----- PROVIDED RECORDS -----
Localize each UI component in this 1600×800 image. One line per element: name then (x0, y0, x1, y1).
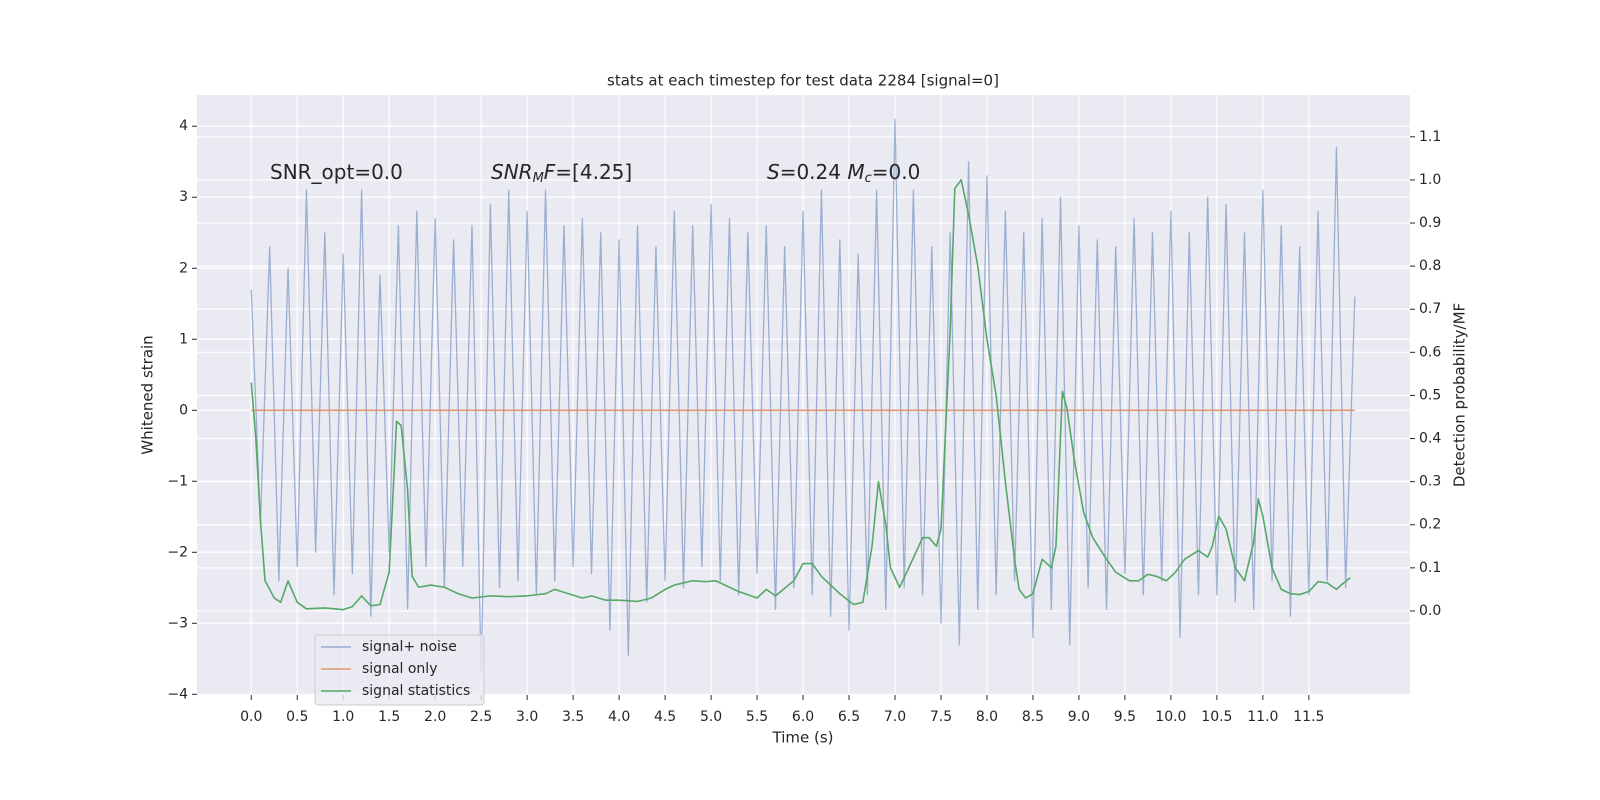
series-line (250, 179, 1351, 611)
x-tick-label: 4.5 (654, 709, 676, 725)
legend-label: signal statistics (362, 683, 470, 699)
y2-tick-label: 0.4 (1419, 431, 1441, 447)
x-tick-label: 0.5 (286, 709, 308, 725)
y2-tick-label: 0.9 (1419, 215, 1441, 231)
y2-tick-label: 1.0 (1419, 172, 1441, 188)
annotation-part: M (533, 171, 544, 186)
y-tick-label: 3 (179, 189, 188, 205)
x-tick-label: 10.5 (1201, 709, 1232, 725)
y-tick-label: −4 (167, 686, 188, 702)
grid (197, 95, 1410, 695)
x-tick-label: 1.0 (332, 709, 354, 725)
y2-tick-label: 0.6 (1419, 344, 1441, 360)
x-tick-label: 0.0 (240, 709, 262, 725)
x-tick-label: 2.5 (470, 709, 492, 725)
x-tick-label: 8.0 (976, 709, 998, 725)
x-tick-label: 5.5 (746, 709, 768, 725)
annotation: SNR_opt=0.0 (270, 160, 403, 184)
y-tick-label: 0 (179, 402, 188, 418)
x-tick-label: 7.5 (930, 709, 952, 725)
legend-label: signal+ noise (362, 639, 457, 655)
legend-label: signal only (362, 661, 437, 677)
chart-title: stats at each timestep for test data 228… (607, 72, 999, 90)
y2-tick-label: 0.3 (1419, 474, 1441, 490)
annotation-part: S (767, 160, 780, 184)
y2-tick-label: 0.7 (1419, 301, 1441, 317)
x-tick-label: 11.0 (1247, 709, 1278, 725)
x-tick-label: 2.0 (424, 709, 446, 725)
y2-axis-label: Detection probability/MF (1451, 303, 1469, 487)
y2-tick-label: 0.0 (1419, 603, 1441, 619)
y2-tick-label: 0.5 (1419, 387, 1441, 403)
x-tick-label: 3.0 (516, 709, 538, 725)
x-tick-label: 9.0 (1068, 709, 1090, 725)
y-tick-label: −1 (167, 473, 188, 489)
y2-tick-label: 0.8 (1419, 258, 1441, 274)
y-tick-label: −3 (167, 615, 188, 631)
x-tick-label: 7.0 (884, 709, 906, 725)
y-tick-label: −2 (167, 544, 188, 560)
annotation-part: c (865, 171, 872, 186)
y-tick-label: 1 (179, 331, 188, 347)
x-tick-label: 3.5 (562, 709, 584, 725)
x-axis-label: Time (s) (772, 729, 834, 747)
x-tick-label: 10.0 (1155, 709, 1186, 725)
annotation-part: SNR (491, 160, 533, 184)
x-tick-label: 6.5 (838, 709, 860, 725)
y2-tick-label: 0.1 (1419, 560, 1441, 576)
y2-tick-label: 0.2 (1419, 517, 1441, 533)
x-tick-label: 11.5 (1293, 709, 1324, 725)
series-line (250, 118, 1356, 674)
x-tick-label: 1.5 (378, 709, 400, 725)
annotation-part: =0.24 (780, 160, 848, 184)
y2-tick-label: 1.1 (1419, 129, 1441, 145)
x-tick-label: 6.0 (792, 709, 814, 725)
x-tick-label: 5.0 (700, 709, 722, 725)
annotation: SNRMF=[4.25] (491, 160, 632, 186)
annotation-part: =0.0 (872, 160, 921, 184)
y-tick-label: 2 (179, 260, 188, 276)
annotation-part: F (544, 160, 556, 184)
y-axis-label: Whitened strain (139, 335, 157, 454)
x-tick-label: 8.5 (1022, 709, 1044, 725)
x-tick-label: 9.5 (1114, 709, 1136, 725)
annotation: S=0.24 Mc=0.0 (767, 160, 920, 186)
legend-box (314, 634, 485, 706)
annotation-part: SNR_opt=0.0 (270, 160, 403, 184)
annotation-part: =[4.25] (555, 160, 632, 184)
annotation-part: M (847, 160, 864, 184)
y-tick-label: 4 (179, 118, 188, 134)
x-tick-label: 4.0 (608, 709, 630, 725)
-----
## [SHORT PROBLEM]
Transcribe every line of the material above with no changes, and omit the picture from your copy.

## [ANSWER TO THE EXERCISE]
Localize each UI component in this 1600×800 image. One line per element: name then (x0, y0, x1, y1).
series-line (250, 179, 1351, 611)
x-tick-label: 4.5 (654, 709, 676, 725)
legend-label: signal statistics (362, 683, 470, 699)
y2-tick-label: 0.4 (1419, 431, 1441, 447)
x-tick-label: 0.5 (286, 709, 308, 725)
y2-tick-label: 0.9 (1419, 215, 1441, 231)
y2-tick-label: 1.0 (1419, 172, 1441, 188)
annotation-part: M (533, 171, 544, 186)
y-tick-label: 3 (179, 189, 188, 205)
x-tick-label: 10.5 (1201, 709, 1232, 725)
y-tick-label: −4 (167, 686, 188, 702)
grid (197, 95, 1410, 695)
x-tick-label: 1.0 (332, 709, 354, 725)
y2-tick-label: 0.6 (1419, 344, 1441, 360)
x-tick-label: 0.0 (240, 709, 262, 725)
x-tick-label: 2.5 (470, 709, 492, 725)
x-tick-label: 8.0 (976, 709, 998, 725)
x-tick-label: 5.5 (746, 709, 768, 725)
annotation: SNR_opt=0.0 (270, 160, 403, 184)
y-tick-label: 0 (179, 402, 188, 418)
x-tick-label: 7.5 (930, 709, 952, 725)
legend-label: signal+ noise (362, 639, 457, 655)
legend-label: signal only (362, 661, 437, 677)
chart-title: stats at each timestep for test data 228… (607, 72, 999, 90)
y2-tick-label: 0.3 (1419, 474, 1441, 490)
annotation-part: S (767, 160, 780, 184)
y2-tick-label: 0.7 (1419, 301, 1441, 317)
x-tick-label: 11.0 (1247, 709, 1278, 725)
x-tick-label: 2.0 (424, 709, 446, 725)
y2-axis-label: Detection probability/MF (1451, 303, 1469, 487)
y2-tick-label: 0.0 (1419, 603, 1441, 619)
y2-tick-label: 0.5 (1419, 387, 1441, 403)
x-tick-label: 3.0 (516, 709, 538, 725)
x-tick-label: 9.0 (1068, 709, 1090, 725)
y-tick-label: −1 (167, 473, 188, 489)
y2-tick-label: 0.8 (1419, 258, 1441, 274)
y-tick-label: −3 (167, 615, 188, 631)
x-tick-label: 7.0 (884, 709, 906, 725)
y-tick-label: −2 (167, 544, 188, 560)
annotation-part: c (865, 171, 872, 186)
y-tick-label: 1 (179, 331, 188, 347)
x-tick-label: 3.5 (562, 709, 584, 725)
x-axis-label: Time (s) (772, 729, 834, 747)
x-tick-label: 10.0 (1155, 709, 1186, 725)
annotation-part: SNR (491, 160, 533, 184)
x-tick-label: 6.5 (838, 709, 860, 725)
y2-tick-label: 0.1 (1419, 560, 1441, 576)
y2-tick-label: 0.2 (1419, 517, 1441, 533)
x-tick-label: 11.5 (1293, 709, 1324, 725)
series-line (250, 118, 1356, 674)
x-tick-label: 1.5 (378, 709, 400, 725)
annotation-part: =0.24 (780, 160, 848, 184)
y2-tick-label: 1.1 (1419, 129, 1441, 145)
x-tick-label: 6.0 (792, 709, 814, 725)
x-tick-label: 5.0 (700, 709, 722, 725)
annotation: SNRMF=[4.25] (491, 160, 632, 186)
annotation-part: =0.0 (872, 160, 921, 184)
y-tick-label: 2 (179, 260, 188, 276)
annotation-part: F (544, 160, 556, 184)
y-axis-label: Whitened strain (139, 335, 157, 454)
x-tick-label: 8.5 (1022, 709, 1044, 725)
x-tick-label: 9.5 (1114, 709, 1136, 725)
annotation: S=0.24 Mc=0.0 (767, 160, 920, 186)
legend-box (314, 634, 485, 706)
annotation-part: SNR_opt=0.0 (270, 160, 403, 184)
annotation-part: =[4.25] (555, 160, 632, 184)
annotation-part: M (847, 160, 864, 184)
y-tick-label: 4 (179, 118, 188, 134)
x-tick-label: 4.0 (608, 709, 630, 725)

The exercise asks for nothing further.